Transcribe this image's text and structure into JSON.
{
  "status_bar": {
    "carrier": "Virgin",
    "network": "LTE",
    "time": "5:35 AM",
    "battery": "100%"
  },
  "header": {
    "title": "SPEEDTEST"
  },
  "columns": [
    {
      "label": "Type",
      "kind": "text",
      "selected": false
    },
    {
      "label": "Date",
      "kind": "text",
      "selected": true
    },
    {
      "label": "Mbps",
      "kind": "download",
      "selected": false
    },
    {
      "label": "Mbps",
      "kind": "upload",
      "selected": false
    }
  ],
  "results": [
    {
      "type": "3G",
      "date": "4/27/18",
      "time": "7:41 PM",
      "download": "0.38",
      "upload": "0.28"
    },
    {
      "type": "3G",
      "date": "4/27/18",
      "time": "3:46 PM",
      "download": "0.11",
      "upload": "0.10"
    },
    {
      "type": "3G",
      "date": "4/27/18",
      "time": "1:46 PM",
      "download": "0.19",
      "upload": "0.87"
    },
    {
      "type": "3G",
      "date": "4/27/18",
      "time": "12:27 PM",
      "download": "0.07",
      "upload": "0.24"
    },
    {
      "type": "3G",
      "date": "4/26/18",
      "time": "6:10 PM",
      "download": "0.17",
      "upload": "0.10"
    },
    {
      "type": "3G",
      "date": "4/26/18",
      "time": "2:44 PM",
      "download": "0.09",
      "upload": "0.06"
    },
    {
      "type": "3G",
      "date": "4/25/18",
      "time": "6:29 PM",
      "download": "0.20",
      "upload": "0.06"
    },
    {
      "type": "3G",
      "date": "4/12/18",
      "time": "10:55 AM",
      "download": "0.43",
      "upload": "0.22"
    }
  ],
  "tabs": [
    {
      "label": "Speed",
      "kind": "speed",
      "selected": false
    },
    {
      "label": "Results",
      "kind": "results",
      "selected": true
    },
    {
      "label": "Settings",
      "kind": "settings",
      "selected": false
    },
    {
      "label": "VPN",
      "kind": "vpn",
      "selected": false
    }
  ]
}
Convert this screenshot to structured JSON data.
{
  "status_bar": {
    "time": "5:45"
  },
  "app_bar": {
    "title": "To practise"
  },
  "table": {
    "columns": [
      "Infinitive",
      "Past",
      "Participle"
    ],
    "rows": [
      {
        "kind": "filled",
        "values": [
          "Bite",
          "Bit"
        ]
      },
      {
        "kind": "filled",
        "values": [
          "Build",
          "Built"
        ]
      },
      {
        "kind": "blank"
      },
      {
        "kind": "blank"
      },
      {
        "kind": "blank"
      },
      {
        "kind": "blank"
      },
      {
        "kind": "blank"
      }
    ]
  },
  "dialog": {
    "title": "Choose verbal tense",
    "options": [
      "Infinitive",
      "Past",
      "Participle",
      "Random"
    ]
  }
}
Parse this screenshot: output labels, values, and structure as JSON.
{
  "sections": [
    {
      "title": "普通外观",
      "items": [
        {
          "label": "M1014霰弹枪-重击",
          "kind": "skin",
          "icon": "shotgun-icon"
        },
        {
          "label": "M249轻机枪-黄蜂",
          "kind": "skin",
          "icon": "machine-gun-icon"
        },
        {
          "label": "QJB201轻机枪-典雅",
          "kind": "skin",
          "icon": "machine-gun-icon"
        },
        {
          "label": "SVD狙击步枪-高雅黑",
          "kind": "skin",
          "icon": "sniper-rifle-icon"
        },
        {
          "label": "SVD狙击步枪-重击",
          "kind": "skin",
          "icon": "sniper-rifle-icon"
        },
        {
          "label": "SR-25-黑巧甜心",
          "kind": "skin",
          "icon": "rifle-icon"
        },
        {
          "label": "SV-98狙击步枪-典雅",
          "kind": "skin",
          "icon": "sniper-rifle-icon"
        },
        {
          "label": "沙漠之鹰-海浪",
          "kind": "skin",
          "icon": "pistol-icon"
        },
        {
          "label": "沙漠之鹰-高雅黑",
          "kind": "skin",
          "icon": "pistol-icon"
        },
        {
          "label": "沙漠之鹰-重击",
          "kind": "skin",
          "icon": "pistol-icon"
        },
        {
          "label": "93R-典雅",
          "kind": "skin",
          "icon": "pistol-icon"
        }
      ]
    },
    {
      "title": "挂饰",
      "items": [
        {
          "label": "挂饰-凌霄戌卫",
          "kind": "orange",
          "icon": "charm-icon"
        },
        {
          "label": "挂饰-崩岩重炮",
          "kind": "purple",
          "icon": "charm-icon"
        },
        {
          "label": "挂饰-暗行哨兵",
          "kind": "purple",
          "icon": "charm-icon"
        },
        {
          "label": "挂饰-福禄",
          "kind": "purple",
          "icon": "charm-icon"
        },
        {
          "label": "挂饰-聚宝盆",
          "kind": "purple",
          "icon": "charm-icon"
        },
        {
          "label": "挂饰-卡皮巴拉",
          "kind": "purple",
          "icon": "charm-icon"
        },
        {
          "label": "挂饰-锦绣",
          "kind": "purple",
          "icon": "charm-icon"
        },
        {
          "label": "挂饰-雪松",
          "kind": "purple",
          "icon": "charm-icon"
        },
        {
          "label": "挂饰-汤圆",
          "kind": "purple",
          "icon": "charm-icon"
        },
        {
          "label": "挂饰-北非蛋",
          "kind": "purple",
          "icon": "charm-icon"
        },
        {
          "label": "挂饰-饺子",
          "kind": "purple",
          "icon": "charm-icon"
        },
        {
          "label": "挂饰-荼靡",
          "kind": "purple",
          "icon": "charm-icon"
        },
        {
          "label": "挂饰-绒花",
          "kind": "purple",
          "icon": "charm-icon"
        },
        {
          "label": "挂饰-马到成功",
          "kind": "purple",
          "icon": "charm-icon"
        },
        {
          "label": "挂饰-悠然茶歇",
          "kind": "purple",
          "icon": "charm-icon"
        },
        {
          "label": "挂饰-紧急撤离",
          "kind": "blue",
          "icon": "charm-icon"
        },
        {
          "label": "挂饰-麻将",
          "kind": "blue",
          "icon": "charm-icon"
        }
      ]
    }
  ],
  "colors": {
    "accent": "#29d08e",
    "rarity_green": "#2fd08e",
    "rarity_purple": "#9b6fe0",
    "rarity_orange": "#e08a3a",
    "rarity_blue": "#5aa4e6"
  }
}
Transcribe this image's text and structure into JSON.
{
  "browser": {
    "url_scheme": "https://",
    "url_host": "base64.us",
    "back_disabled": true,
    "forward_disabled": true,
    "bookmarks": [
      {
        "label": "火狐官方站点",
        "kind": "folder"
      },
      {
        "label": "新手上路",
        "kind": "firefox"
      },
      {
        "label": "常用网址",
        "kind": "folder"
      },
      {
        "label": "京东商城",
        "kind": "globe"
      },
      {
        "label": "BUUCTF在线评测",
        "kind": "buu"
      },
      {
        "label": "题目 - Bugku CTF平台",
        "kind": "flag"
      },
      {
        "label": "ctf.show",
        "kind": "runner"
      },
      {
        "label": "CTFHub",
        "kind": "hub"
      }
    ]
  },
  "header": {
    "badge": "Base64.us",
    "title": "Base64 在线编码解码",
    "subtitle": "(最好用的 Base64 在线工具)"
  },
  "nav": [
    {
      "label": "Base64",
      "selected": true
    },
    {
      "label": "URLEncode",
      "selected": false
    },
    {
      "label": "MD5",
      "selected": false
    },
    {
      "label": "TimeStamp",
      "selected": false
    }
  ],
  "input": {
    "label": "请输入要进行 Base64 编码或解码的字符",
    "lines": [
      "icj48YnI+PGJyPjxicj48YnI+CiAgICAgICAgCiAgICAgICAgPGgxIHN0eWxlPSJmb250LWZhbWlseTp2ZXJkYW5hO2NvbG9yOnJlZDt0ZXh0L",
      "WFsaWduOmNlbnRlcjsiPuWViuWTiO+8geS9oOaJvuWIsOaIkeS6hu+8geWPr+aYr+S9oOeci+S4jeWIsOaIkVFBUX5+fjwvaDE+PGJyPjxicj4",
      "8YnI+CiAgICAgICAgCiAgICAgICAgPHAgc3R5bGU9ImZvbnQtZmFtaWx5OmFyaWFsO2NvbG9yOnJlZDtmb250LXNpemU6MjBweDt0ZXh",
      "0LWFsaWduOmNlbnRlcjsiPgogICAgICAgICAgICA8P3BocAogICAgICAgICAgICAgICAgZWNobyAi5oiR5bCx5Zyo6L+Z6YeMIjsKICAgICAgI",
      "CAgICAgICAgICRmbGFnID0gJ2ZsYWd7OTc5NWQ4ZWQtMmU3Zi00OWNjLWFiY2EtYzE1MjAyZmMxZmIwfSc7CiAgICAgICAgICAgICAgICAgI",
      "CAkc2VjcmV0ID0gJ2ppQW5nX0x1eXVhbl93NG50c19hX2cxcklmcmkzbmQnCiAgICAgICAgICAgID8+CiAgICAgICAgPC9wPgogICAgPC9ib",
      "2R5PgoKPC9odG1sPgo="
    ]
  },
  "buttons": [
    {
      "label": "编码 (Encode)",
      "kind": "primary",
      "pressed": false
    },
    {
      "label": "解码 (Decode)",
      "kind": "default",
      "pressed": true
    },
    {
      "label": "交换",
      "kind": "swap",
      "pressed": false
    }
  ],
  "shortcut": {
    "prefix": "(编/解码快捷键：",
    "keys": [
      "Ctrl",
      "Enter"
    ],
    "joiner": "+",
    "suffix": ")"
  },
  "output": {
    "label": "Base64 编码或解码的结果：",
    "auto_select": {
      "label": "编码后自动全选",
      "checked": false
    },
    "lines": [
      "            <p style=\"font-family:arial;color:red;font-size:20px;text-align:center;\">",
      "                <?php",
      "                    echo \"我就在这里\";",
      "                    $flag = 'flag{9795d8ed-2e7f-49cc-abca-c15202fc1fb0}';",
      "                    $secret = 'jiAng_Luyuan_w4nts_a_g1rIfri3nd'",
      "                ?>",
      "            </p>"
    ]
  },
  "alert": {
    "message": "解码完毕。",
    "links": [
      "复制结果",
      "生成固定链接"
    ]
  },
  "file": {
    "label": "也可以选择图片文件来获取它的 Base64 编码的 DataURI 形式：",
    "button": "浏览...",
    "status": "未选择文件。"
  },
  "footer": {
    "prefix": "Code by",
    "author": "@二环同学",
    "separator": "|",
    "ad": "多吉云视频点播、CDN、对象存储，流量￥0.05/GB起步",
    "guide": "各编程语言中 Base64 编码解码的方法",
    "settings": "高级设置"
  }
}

Work required: Copy out each line in the listing that has the word "this".

Task solution:
Transcribe this image's text and structure into JSON.
Convert this screenshot to structured JSON data.
Parse this screenshot: output labels, values, and structure as JSON.
Transcribe this image's text and structure into JSON.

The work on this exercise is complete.